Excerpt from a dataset
━━━━━━━━━━━━━━━━━━━━━━━━━━━━━━

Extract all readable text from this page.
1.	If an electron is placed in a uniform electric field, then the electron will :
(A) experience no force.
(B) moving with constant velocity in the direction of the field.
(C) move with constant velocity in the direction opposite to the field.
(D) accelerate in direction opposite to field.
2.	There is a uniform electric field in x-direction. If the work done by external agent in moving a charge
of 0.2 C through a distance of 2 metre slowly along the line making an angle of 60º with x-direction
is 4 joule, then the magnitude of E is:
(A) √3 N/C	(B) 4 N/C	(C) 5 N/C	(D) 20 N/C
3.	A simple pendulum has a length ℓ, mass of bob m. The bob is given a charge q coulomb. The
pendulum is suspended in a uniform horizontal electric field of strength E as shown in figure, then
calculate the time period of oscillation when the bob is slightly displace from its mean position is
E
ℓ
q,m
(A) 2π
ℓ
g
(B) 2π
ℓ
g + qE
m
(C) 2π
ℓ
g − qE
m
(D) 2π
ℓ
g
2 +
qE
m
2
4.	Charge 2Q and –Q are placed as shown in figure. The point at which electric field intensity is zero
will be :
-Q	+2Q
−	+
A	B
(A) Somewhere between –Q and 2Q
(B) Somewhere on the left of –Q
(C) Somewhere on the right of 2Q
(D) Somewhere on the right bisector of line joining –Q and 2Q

━━━━━━━━━━━━━━━━━━━━━━━━━━━━━━

→ **Work to complete**
Using the listing, copy every line where the word "velocity" shows up.

→ **Task result**
(B) moving with constant velocity in the direction of the field.
(C) move with constant velocity in the direction opposite to the field.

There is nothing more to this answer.